**THE PROBLEM**:
Copy all lines below exactly as written. Leave pictures out.

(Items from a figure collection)

============================================================

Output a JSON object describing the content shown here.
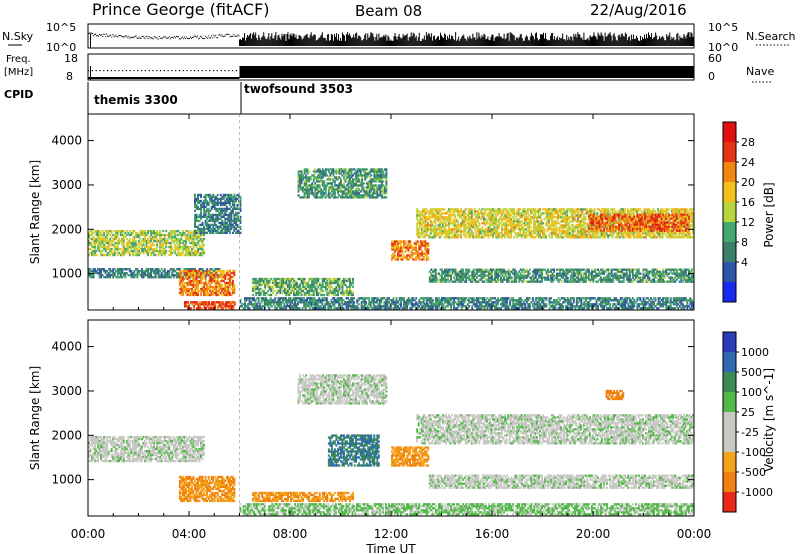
{
  "header": {
    "title": "Prince George (fitACF)",
    "beam": "Beam 08",
    "date": "22/Aug/2016"
  },
  "nsky_panel": {
    "left_label": "N.Sky",
    "right_label": "N.Search",
    "left_ticks": [
      "10^5",
      "10^0"
    ],
    "right_ticks": [
      "10^5",
      "10^0"
    ]
  },
  "freq_panel": {
    "left_label_1": "Freq.",
    "left_label_2": "[MHz]",
    "right_label": "Nave",
    "left_ticks": [
      "18",
      "8"
    ],
    "right_ticks": [
      "60",
      "0"
    ]
  },
  "cpid_panel": {
    "label": "CPID",
    "modes": [
      {
        "name": "themis 3300",
        "start_hour": 0,
        "end_hour": 6
      },
      {
        "name": "twofsound 3503",
        "start_hour": 6,
        "end_hour": 24
      }
    ]
  },
  "x_axis": {
    "label": "Time UT",
    "ticks": [
      "00:00",
      "04:00",
      "08:00",
      "12:00",
      "16:00",
      "20:00",
      "00:00"
    ],
    "range_hours": [
      0,
      24
    ]
  },
  "chart_data": [
    {
      "type": "heatmap",
      "panel": "power",
      "ylabel": "Slant Range [km]",
      "yticks": [
        1000,
        2000,
        3000,
        4000
      ],
      "ylim": [
        180,
        4600
      ],
      "colorbar_label": "Power [dB]",
      "colorbar_ticks": [
        4,
        8,
        12,
        16,
        20,
        24,
        28
      ],
      "colorbar_colors": [
        "#1a28f0",
        "#2e56a8",
        "#3a7f6a",
        "#46a86e",
        "#b8d43c",
        "#f4c01c",
        "#f18612",
        "#e43414",
        "#e01010"
      ],
      "echo_regions": [
        {
          "t0": 0.0,
          "t1": 4.6,
          "r0": 1400,
          "r1": 1950,
          "power_db": 18
        },
        {
          "t0": 0.0,
          "t1": 5.2,
          "r0": 900,
          "r1": 1100,
          "power_db": 10
        },
        {
          "t0": 3.6,
          "t1": 5.8,
          "r0": 500,
          "r1": 1050,
          "power_db": 26
        },
        {
          "t0": 3.8,
          "t1": 5.8,
          "r0": 200,
          "r1": 380,
          "power_db": 30
        },
        {
          "t0": 4.2,
          "t1": 6.0,
          "r0": 1900,
          "r1": 2800,
          "power_db": 10
        },
        {
          "t0": 6.5,
          "t1": 10.5,
          "r0": 500,
          "r1": 900,
          "power_db": 14
        },
        {
          "t0": 8.3,
          "t1": 11.8,
          "r0": 2700,
          "r1": 3350,
          "power_db": 12
        },
        {
          "t0": 12.0,
          "t1": 13.5,
          "r0": 1300,
          "r1": 1750,
          "power_db": 26
        },
        {
          "t0": 13.0,
          "t1": 24.0,
          "r0": 1800,
          "r1": 2450,
          "power_db": 20
        },
        {
          "t0": 19.8,
          "t1": 23.8,
          "r0": 1950,
          "r1": 2350,
          "power_db": 28
        },
        {
          "t0": 13.5,
          "t1": 24.0,
          "r0": 800,
          "r1": 1100,
          "power_db": 12
        },
        {
          "t0": 6.0,
          "t1": 24.0,
          "r0": 200,
          "r1": 450,
          "power_db": 10
        }
      ]
    },
    {
      "type": "heatmap",
      "panel": "velocity",
      "ylabel": "Slant Range [km]",
      "yticks": [
        1000,
        2000,
        3000,
        4000
      ],
      "ylim": [
        180,
        4600
      ],
      "colorbar_label": "Velocity [m s^-1]",
      "colorbar_ticks": [
        1000,
        500,
        100,
        25,
        -25,
        -100,
        -500,
        -1000
      ],
      "colorbar_colors": [
        "#2a3cb8",
        "#2e6ab0",
        "#3c8a56",
        "#52b848",
        "#c8c8c4",
        "#c8c8c4",
        "#f3a41c",
        "#f08010",
        "#e82818"
      ],
      "echo_regions": [
        {
          "t0": 0.0,
          "t1": 4.6,
          "r0": 1400,
          "r1": 1950,
          "velocity": 0
        },
        {
          "t0": 3.6,
          "t1": 5.8,
          "r0": 500,
          "r1": 1050,
          "velocity": -300
        },
        {
          "t0": 6.5,
          "t1": 10.5,
          "r0": 500,
          "r1": 700,
          "velocity": -300
        },
        {
          "t0": 8.3,
          "t1": 11.8,
          "r0": 2700,
          "r1": 3350,
          "velocity": 0
        },
        {
          "t0": 9.5,
          "t1": 11.5,
          "r0": 1300,
          "r1": 2000,
          "velocity": 300
        },
        {
          "t0": 12.0,
          "t1": 13.5,
          "r0": 1300,
          "r1": 1750,
          "velocity": -300
        },
        {
          "t0": 13.0,
          "t1": 24.0,
          "r0": 1800,
          "r1": 2450,
          "velocity": 0
        },
        {
          "t0": 13.5,
          "t1": 24.0,
          "r0": 800,
          "r1": 1100,
          "velocity": 0
        },
        {
          "t0": 6.0,
          "t1": 24.0,
          "r0": 200,
          "r1": 450,
          "velocity": 40
        },
        {
          "t0": 20.5,
          "t1": 21.2,
          "r0": 2800,
          "r1": 3000,
          "velocity": -600
        }
      ]
    }
  ]
}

============================================================

**FULL ANSWER**:
Output a JSON object describing the content shown here.
{
  "header": {
    "title": "Prince George (fitACF)",
    "beam": "Beam 08",
    "date": "22/Aug/2016"
  },
  "nsky_panel": {
    "left_label": "N.Sky",
    "right_label": "N.Search",
    "left_ticks": [
      "10^5",
      "10^0"
    ],
    "right_ticks": [
      "10^5",
      "10^0"
    ]
  },
  "freq_panel": {
    "left_label_1": "Freq.",
    "left_label_2": "[MHz]",
    "right_label": "Nave",
    "left_ticks": [
      "18",
      "8"
    ],
    "right_ticks": [
      "60",
      "0"
    ]
  },
  "cpid_panel": {
    "label": "CPID",
    "modes": [
      {
        "name": "themis 3300",
        "start_hour": 0,
        "end_hour": 6
      },
      {
        "name": "twofsound 3503",
        "start_hour": 6,
        "end_hour": 24
      }
    ]
  },
  "x_axis": {
    "label": "Time UT",
    "ticks": [
      "00:00",
      "04:00",
      "08:00",
      "12:00",
      "16:00",
      "20:00",
      "00:00"
    ],
    "range_hours": [
      0,
      24
    ]
  },
  "chart_data": [
    {
      "type": "heatmap",
      "panel": "power",
      "ylabel": "Slant Range [km]",
      "yticks": [
        1000,
        2000,
        3000,
        4000
      ],
      "ylim": [
        180,
        4600
      ],
      "colorbar_label": "Power [dB]",
      "colorbar_ticks": [
        4,
        8,
        12,
        16,
        20,
        24,
        28
      ],
      "colorbar_colors": [
        "#1a28f0",
        "#2e56a8",
        "#3a7f6a",
        "#46a86e",
        "#b8d43c",
        "#f4c01c",
        "#f18612",
        "#e43414",
        "#e01010"
      ],
      "echo_regions": [
        {
          "t0": 0.0,
          "t1": 4.6,
          "r0": 1400,
          "r1": 1950,
          "power_db": 18
        },
        {
          "t0": 0.0,
          "t1": 5.2,
          "r0": 900,
          "r1": 1100,
          "power_db": 10
        },
        {
          "t0": 3.6,
          "t1": 5.8,
          "r0": 500,
          "r1": 1050,
          "power_db": 26
        },
        {
          "t0": 3.8,
          "t1": 5.8,
          "r0": 200,
          "r1": 380,
          "power_db": 30
        },
        {
          "t0": 4.2,
          "t1": 6.0,
          "r0": 1900,
          "r1": 2800,
          "power_db": 10
        },
        {
          "t0": 6.5,
          "t1": 10.5,
          "r0": 500,
          "r1": 900,
          "power_db": 14
        },
        {
          "t0": 8.3,
          "t1": 11.8,
          "r0": 2700,
          "r1": 3350,
          "power_db": 12
        },
        {
          "t0": 12.0,
          "t1": 13.5,
          "r0": 1300,
          "r1": 1750,
          "power_db": 26
        },
        {
          "t0": 13.0,
          "t1": 24.0,
          "r0": 1800,
          "r1": 2450,
          "power_db": 20
        },
        {
          "t0": 19.8,
          "t1": 23.8,
          "r0": 1950,
          "r1": 2350,
          "power_db": 28
        },
        {
          "t0": 13.5,
          "t1": 24.0,
          "r0": 800,
          "r1": 1100,
          "power_db": 12
        },
        {
          "t0": 6.0,
          "t1": 24.0,
          "r0": 200,
          "r1": 450,
          "power_db": 10
        }
      ]
    },
    {
      "type": "heatmap",
      "panel": "velocity",
      "ylabel": "Slant Range [km]",
      "yticks": [
        1000,
        2000,
        3000,
        4000
      ],
      "ylim": [
        180,
        4600
      ],
      "colorbar_label": "Velocity [m s^-1]",
      "colorbar_ticks": [
        1000,
        500,
        100,
        25,
        -25,
        -100,
        -500,
        -1000
      ],
      "colorbar_colors": [
        "#2a3cb8",
        "#2e6ab0",
        "#3c8a56",
        "#52b848",
        "#c8c8c4",
        "#c8c8c4",
        "#f3a41c",
        "#f08010",
        "#e82818"
      ],
      "echo_regions": [
        {
          "t0": 0.0,
          "t1": 4.6,
          "r0": 1400,
          "r1": 1950,
          "velocity": 0
        },
        {
          "t0": 3.6,
          "t1": 5.8,
          "r0": 500,
          "r1": 1050,
          "velocity": -300
        },
        {
          "t0": 6.5,
          "t1": 10.5,
          "r0": 500,
          "r1": 700,
          "velocity": -300
        },
        {
          "t0": 8.3,
          "t1": 11.8,
          "r0": 2700,
          "r1": 3350,
          "velocity": 0
        },
        {
          "t0": 9.5,
          "t1": 11.5,
          "r0": 1300,
          "r1": 2000,
          "velocity": 300
        },
        {
          "t0": 12.0,
          "t1": 13.5,
          "r0": 1300,
          "r1": 1750,
          "velocity": -300
        },
        {
          "t0": 13.0,
          "t1": 24.0,
          "r0": 1800,
          "r1": 2450,
          "velocity": 0
        },
        {
          "t0": 13.5,
          "t1": 24.0,
          "r0": 800,
          "r1": 1100,
          "velocity": 0
        },
        {
          "t0": 6.0,
          "t1": 24.0,
          "r0": 200,
          "r1": 450,
          "velocity": 40
        },
        {
          "t0": 20.5,
          "t1": 21.2,
          "r0": 2800,
          "r1": 3000,
          "velocity": -600
        }
      ]
    }
  ]
}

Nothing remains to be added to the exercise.